[Source data]
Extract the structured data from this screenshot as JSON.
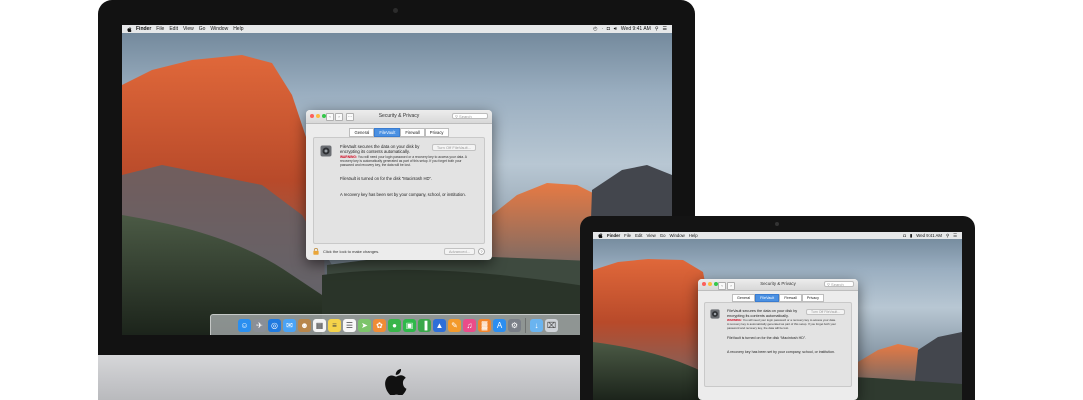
{
  "menubar": {
    "items": [
      "Finder",
      "File",
      "Edit",
      "View",
      "Go",
      "Window",
      "Help"
    ],
    "clock": "Wed 9:41 AM"
  },
  "window": {
    "title": "Security & Privacy",
    "search_placeholder": "Search",
    "tabs": [
      "General",
      "FileVault",
      "Firewall",
      "Privacy"
    ],
    "selected_tab": "FileVault",
    "filevault_desc": "FileVault secures the data on your disk by encrypting its contents automatically.",
    "turn_off_button": "Turn Off FileVault...",
    "warning_label": "WARNING:",
    "warning_text": "You will need your login password or a recovery key to access your data. A recovery key is automatically generated as part of this setup. If you forget both your password and recovery key, the data will be lost.",
    "status_on": "FileVault is turned on for the disk “Macintosh HD”.",
    "status_recovery": "A recovery key has been set by your company, school, or institution.",
    "lock_text": "Click the lock to make changes.",
    "advanced_button": "Advanced...",
    "help_symbol": "?"
  },
  "dock": {
    "apps": [
      {
        "name": "Finder",
        "color": "#2a8ff0",
        "glyph": "☺"
      },
      {
        "name": "Launchpad",
        "color": "#8a8f98",
        "glyph": "✈"
      },
      {
        "name": "Safari",
        "color": "#1f7ae0",
        "glyph": "◎"
      },
      {
        "name": "Mail",
        "color": "#4aa3f5",
        "glyph": "✉"
      },
      {
        "name": "Contacts",
        "color": "#b8864b",
        "glyph": "☻"
      },
      {
        "name": "Calendar",
        "color": "#f4f4f4",
        "glyph": "▦"
      },
      {
        "name": "Notes",
        "color": "#f5d34a",
        "glyph": "≡"
      },
      {
        "name": "Reminders",
        "color": "#f7f7f7",
        "glyph": "☰"
      },
      {
        "name": "Maps",
        "color": "#7cc46a",
        "glyph": "➤"
      },
      {
        "name": "Photos",
        "color": "#f08c36",
        "glyph": "✿"
      },
      {
        "name": "Messages",
        "color": "#39b54a",
        "glyph": "●"
      },
      {
        "name": "FaceTime",
        "color": "#2fb84a",
        "glyph": "▣"
      },
      {
        "name": "Numbers",
        "color": "#3aa84a",
        "glyph": "▐"
      },
      {
        "name": "Keynote",
        "color": "#2e6fd8",
        "glyph": "▲"
      },
      {
        "name": "Pages",
        "color": "#f39a2c",
        "glyph": "✎"
      },
      {
        "name": "iTunes",
        "color": "#ea4c89",
        "glyph": "♫"
      },
      {
        "name": "iBooks",
        "color": "#f2852b",
        "glyph": "▓"
      },
      {
        "name": "App Store",
        "color": "#2c8ef0",
        "glyph": "A"
      },
      {
        "name": "System Preferences",
        "color": "#7a7f88",
        "glyph": "⚙"
      }
    ],
    "folders": [
      {
        "name": "Downloads",
        "color": "#6ab4f0",
        "glyph": "↓"
      },
      {
        "name": "Trash",
        "color": "#cfd3d8",
        "glyph": "⌧"
      }
    ]
  },
  "colors": {
    "selected_tab": "#4a90e2",
    "warning": "#d0021b",
    "close": "#fc605b",
    "minimize": "#fdbc40",
    "zoom": "#34c84a"
  }
}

__WHAT IS EXPECTED__
Give the count of lines holding the word "recovery" and nothing more.

__FINISHED TASK__
2